- GIVEN ENTRIES
++++++

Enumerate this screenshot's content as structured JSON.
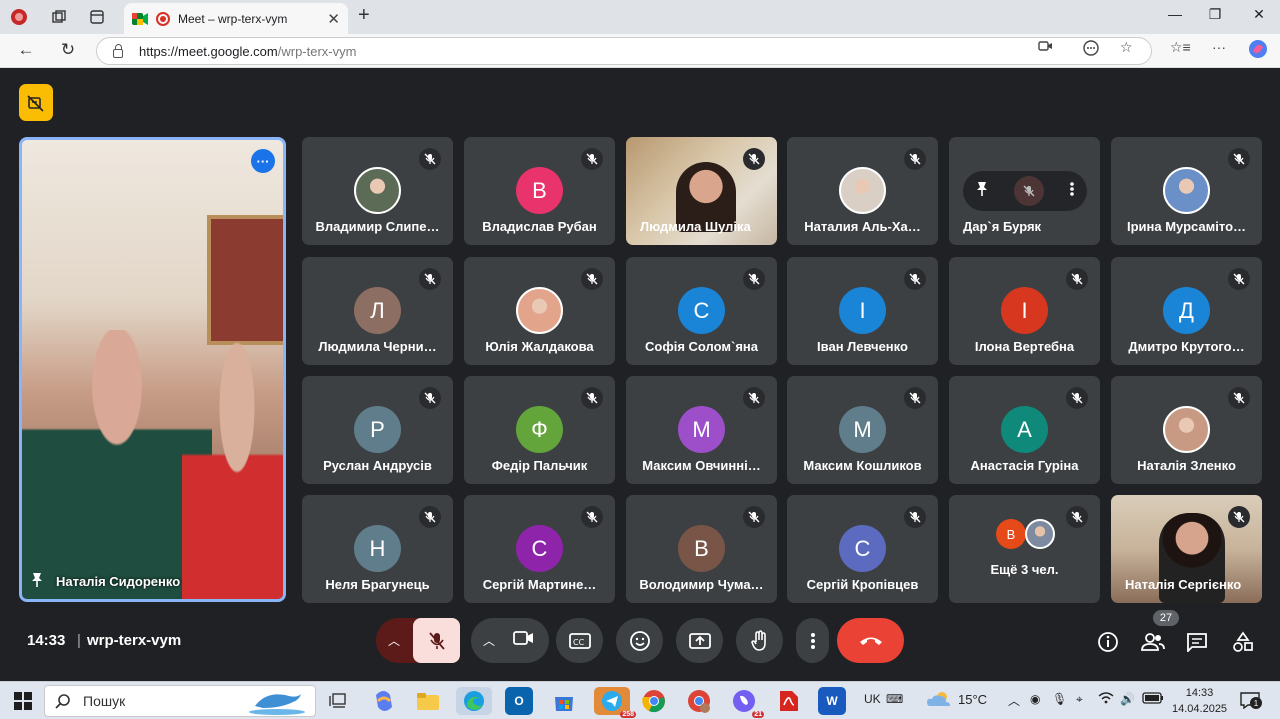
{
  "browser": {
    "tab_title": "Meet – wrp-terx-vym",
    "url_host": "https://meet.google.com",
    "url_path": "/wrp-terx-vym"
  },
  "meeting": {
    "pinned_name": "Наталія Сидоренко",
    "time": "14:33",
    "separator": "|",
    "code": "wrp-terx-vym",
    "participants_count": "27"
  },
  "tiles": [
    {
      "name": "Владимир Слипе…",
      "type": "photo",
      "color": "#5b6b55"
    },
    {
      "name": "Владислав Рубан",
      "type": "letter",
      "letter": "В",
      "color": "#e8336c"
    },
    {
      "name": "Людмила Шуліка",
      "type": "video"
    },
    {
      "name": "Наталия Аль-Ха…",
      "type": "photo",
      "color": "#d9cfc4"
    },
    {
      "name": "Дар`я Буряк",
      "type": "hover"
    },
    {
      "name": "Ірина Мурсаміто…",
      "type": "photo",
      "color": "#6b8fc7"
    },
    {
      "name": "Людмила Черни…",
      "type": "letter",
      "letter": "Л",
      "color": "#8d6e63"
    },
    {
      "name": "Юлія Жалдакова",
      "type": "photo",
      "color": "#e3a48c"
    },
    {
      "name": "Софія Солом`яна",
      "type": "letter",
      "letter": "С",
      "color": "#1a84d6"
    },
    {
      "name": "Іван Левченко",
      "type": "letter",
      "letter": "І",
      "color": "#1a84d6"
    },
    {
      "name": "Ілона Вертебна",
      "type": "letter",
      "letter": "І",
      "color": "#d7371f"
    },
    {
      "name": "Дмитро Крутого…",
      "type": "letter",
      "letter": "Д",
      "color": "#1a84d6"
    },
    {
      "name": "Руслан Андрусів",
      "type": "letter",
      "letter": "Р",
      "color": "#607d8b"
    },
    {
      "name": "Федір Пальчик",
      "type": "letter",
      "letter": "Ф",
      "color": "#63a53b"
    },
    {
      "name": "Максим Овчинні…",
      "type": "letter",
      "letter": "М",
      "color": "#9c4fc9"
    },
    {
      "name": "Максим Кошликов",
      "type": "letter",
      "letter": "М",
      "color": "#607d8b"
    },
    {
      "name": "Анастасія Гуріна",
      "type": "letter",
      "letter": "А",
      "color": "#0f8a7a"
    },
    {
      "name": "Наталія Зленко",
      "type": "photo",
      "color": "#c89a84"
    },
    {
      "name": "Неля Брагунець",
      "type": "letter",
      "letter": "Н",
      "color": "#607d8b"
    },
    {
      "name": "Сергій Мартине…",
      "type": "letter",
      "letter": "С",
      "color": "#8e24aa"
    },
    {
      "name": "Володимир Чума…",
      "type": "letter",
      "letter": "В",
      "color": "#795548"
    },
    {
      "name": "Сергій Кропівцев",
      "type": "letter",
      "letter": "С",
      "color": "#5c6bc0"
    },
    {
      "name": "Ещё 3 чел.",
      "type": "more",
      "mini_letter": "В",
      "mini_color": "#e64a19"
    },
    {
      "name": "Наталія Сергієнко",
      "type": "video2"
    }
  ],
  "taskbar": {
    "search_label": "Пошук",
    "badge_telegram": "258",
    "badge_viber": "21",
    "lang": "UK",
    "temp": "15°C",
    "clock_time": "14:33",
    "clock_date": "14.04.2025",
    "notif_count": "1"
  }
}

++++++

Set down the material exactly, every line of it, except for the pictures.

Enumerate this screenshot's content as structured JSON.
{
  "browser": {
    "tab_title": "Meet – wrp-terx-vym",
    "url_host": "https://meet.google.com",
    "url_path": "/wrp-terx-vym"
  },
  "meeting": {
    "pinned_name": "Наталія Сидоренко",
    "time": "14:33",
    "separator": "|",
    "code": "wrp-terx-vym",
    "participants_count": "27"
  },
  "tiles": [
    {
      "name": "Владимир Слипе…",
      "type": "photo",
      "color": "#5b6b55"
    },
    {
      "name": "Владислав Рубан",
      "type": "letter",
      "letter": "В",
      "color": "#e8336c"
    },
    {
      "name": "Людмила Шуліка",
      "type": "video"
    },
    {
      "name": "Наталия Аль-Ха…",
      "type": "photo",
      "color": "#d9cfc4"
    },
    {
      "name": "Дар`я Буряк",
      "type": "hover"
    },
    {
      "name": "Ірина Мурсаміто…",
      "type": "photo",
      "color": "#6b8fc7"
    },
    {
      "name": "Людмила Черни…",
      "type": "letter",
      "letter": "Л",
      "color": "#8d6e63"
    },
    {
      "name": "Юлія Жалдакова",
      "type": "photo",
      "color": "#e3a48c"
    },
    {
      "name": "Софія Солом`яна",
      "type": "letter",
      "letter": "С",
      "color": "#1a84d6"
    },
    {
      "name": "Іван Левченко",
      "type": "letter",
      "letter": "І",
      "color": "#1a84d6"
    },
    {
      "name": "Ілона Вертебна",
      "type": "letter",
      "letter": "І",
      "color": "#d7371f"
    },
    {
      "name": "Дмитро Крутого…",
      "type": "letter",
      "letter": "Д",
      "color": "#1a84d6"
    },
    {
      "name": "Руслан Андрусів",
      "type": "letter",
      "letter": "Р",
      "color": "#607d8b"
    },
    {
      "name": "Федір Пальчик",
      "type": "letter",
      "letter": "Ф",
      "color": "#63a53b"
    },
    {
      "name": "Максим Овчинні…",
      "type": "letter",
      "letter": "М",
      "color": "#9c4fc9"
    },
    {
      "name": "Максим Кошликов",
      "type": "letter",
      "letter": "М",
      "color": "#607d8b"
    },
    {
      "name": "Анастасія Гуріна",
      "type": "letter",
      "letter": "А",
      "color": "#0f8a7a"
    },
    {
      "name": "Наталія Зленко",
      "type": "photo",
      "color": "#c89a84"
    },
    {
      "name": "Неля Брагунець",
      "type": "letter",
      "letter": "Н",
      "color": "#607d8b"
    },
    {
      "name": "Сергій Мартине…",
      "type": "letter",
      "letter": "С",
      "color": "#8e24aa"
    },
    {
      "name": "Володимир Чума…",
      "type": "letter",
      "letter": "В",
      "color": "#795548"
    },
    {
      "name": "Сергій Кропівцев",
      "type": "letter",
      "letter": "С",
      "color": "#5c6bc0"
    },
    {
      "name": "Ещё 3 чел.",
      "type": "more",
      "mini_letter": "В",
      "mini_color": "#e64a19"
    },
    {
      "name": "Наталія Сергієнко",
      "type": "video2"
    }
  ],
  "taskbar": {
    "search_label": "Пошук",
    "badge_telegram": "258",
    "badge_viber": "21",
    "lang": "UK",
    "temp": "15°C",
    "clock_time": "14:33",
    "clock_date": "14.04.2025",
    "notif_count": "1"
  }
}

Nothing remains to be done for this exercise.